Data excerpts
<<<<

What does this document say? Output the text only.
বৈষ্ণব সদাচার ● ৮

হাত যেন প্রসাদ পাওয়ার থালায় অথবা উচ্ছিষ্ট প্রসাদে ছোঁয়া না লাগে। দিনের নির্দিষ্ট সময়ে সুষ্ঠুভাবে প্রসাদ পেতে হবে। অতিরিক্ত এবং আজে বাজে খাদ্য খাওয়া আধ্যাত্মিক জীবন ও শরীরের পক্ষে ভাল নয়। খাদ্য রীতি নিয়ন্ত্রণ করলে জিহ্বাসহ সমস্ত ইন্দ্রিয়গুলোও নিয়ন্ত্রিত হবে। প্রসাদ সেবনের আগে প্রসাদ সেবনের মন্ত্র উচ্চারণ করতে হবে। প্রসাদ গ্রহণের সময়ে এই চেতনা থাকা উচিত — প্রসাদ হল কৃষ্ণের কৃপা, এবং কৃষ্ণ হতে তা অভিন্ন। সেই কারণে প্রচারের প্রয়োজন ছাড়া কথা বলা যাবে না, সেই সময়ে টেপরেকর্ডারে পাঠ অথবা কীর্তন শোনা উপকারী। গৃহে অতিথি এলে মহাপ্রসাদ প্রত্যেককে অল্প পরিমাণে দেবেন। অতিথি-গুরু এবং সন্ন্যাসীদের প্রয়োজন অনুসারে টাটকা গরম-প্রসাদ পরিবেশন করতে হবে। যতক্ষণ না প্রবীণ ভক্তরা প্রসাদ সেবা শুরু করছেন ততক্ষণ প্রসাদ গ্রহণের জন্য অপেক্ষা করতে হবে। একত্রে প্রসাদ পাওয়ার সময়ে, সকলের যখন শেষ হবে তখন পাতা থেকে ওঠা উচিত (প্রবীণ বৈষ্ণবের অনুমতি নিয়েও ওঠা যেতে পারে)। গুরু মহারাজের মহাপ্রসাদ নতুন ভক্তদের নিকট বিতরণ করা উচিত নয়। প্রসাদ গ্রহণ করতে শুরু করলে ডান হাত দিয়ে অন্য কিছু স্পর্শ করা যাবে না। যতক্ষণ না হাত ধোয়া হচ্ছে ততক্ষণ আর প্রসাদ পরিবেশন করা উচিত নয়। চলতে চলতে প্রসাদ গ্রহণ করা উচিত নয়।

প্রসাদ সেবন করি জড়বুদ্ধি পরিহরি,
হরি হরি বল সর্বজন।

>>>>

- Objective -
Every line above should be retyped exactly as given.

- Final result -
What does this document say? Output the text only.
বৈষ্ণব সদাচার ● ৮

হাত যেন প্রসাদ পাওয়ার থালায় অথবা উচ্ছিষ্ট প্রসাদে ছোঁয়া না লাগে। দিনের নির্দিষ্ট সময়ে সুষ্ঠুভাবে প্রসাদ পেতে হবে। অতিরিক্ত এবং আজে বাজে খাদ্য খাওয়া আধ্যাত্মিক জীবন ও শরীরের পক্ষে ভাল নয়। খাদ্য রীতি নিয়ন্ত্রণ করলে জিহ্বাসহ সমস্ত ইন্দ্রিয়গুলোও নিয়ন্ত্রিত হবে। প্রসাদ সেবনের আগে প্রসাদ সেবনের মন্ত্র উচ্চারণ করতে হবে। প্রসাদ গ্রহণের সময়ে এই চেতনা থাকা উচিত — প্রসাদ হল কৃষ্ণের কৃপা, এবং কৃষ্ণ হতে তা অভিন্ন। সেই কারণে প্রচারের প্রয়োজন ছাড়া কথা বলা যাবে না, সেই সময়ে টেপরেকর্ডারে পাঠ অথবা কীর্তন শোনা উপকারী। গৃহে অতিথি এলে মহাপ্রসাদ প্রত্যেককে অল্প পরিমাণে দেবেন। অতিথি-গুরু এবং সন্ন্যাসীদের প্রয়োজন অনুসারে টাটকা গরম-প্রসাদ পরিবেশন করতে হবে। যতক্ষণ না প্রবীণ ভক্তরা প্রসাদ সেবা শুরু করছেন ততক্ষণ প্রসাদ গ্রহণের জন্য অপেক্ষা করতে হবে। একত্রে প্রসাদ পাওয়ার সময়ে, সকলের যখন শেষ হবে তখন পাতা থেকে ওঠা উচিত (প্রবীণ বৈষ্ণবের অনুমতি নিয়েও ওঠা যেতে পারে)। গুরু মহারাজের মহাপ্রসাদ নতুন ভক্তদের নিকট বিতরণ করা উচিত নয়। প্রসাদ গ্রহণ করতে শুরু করলে ডান হাত দিয়ে অন্য কিছু স্পর্শ করা যাবে না। যতক্ষণ না হাত ধোয়া হচ্ছে ততক্ষণ আর প্রসাদ পরিবেশন করা উচিত নয়। চলতে চলতে প্রসাদ গ্রহণ করা উচিত নয়।

প্রসাদ সেবন করি জড়বুদ্ধি পরিহরি,
হরি হরি বল সর্বজন।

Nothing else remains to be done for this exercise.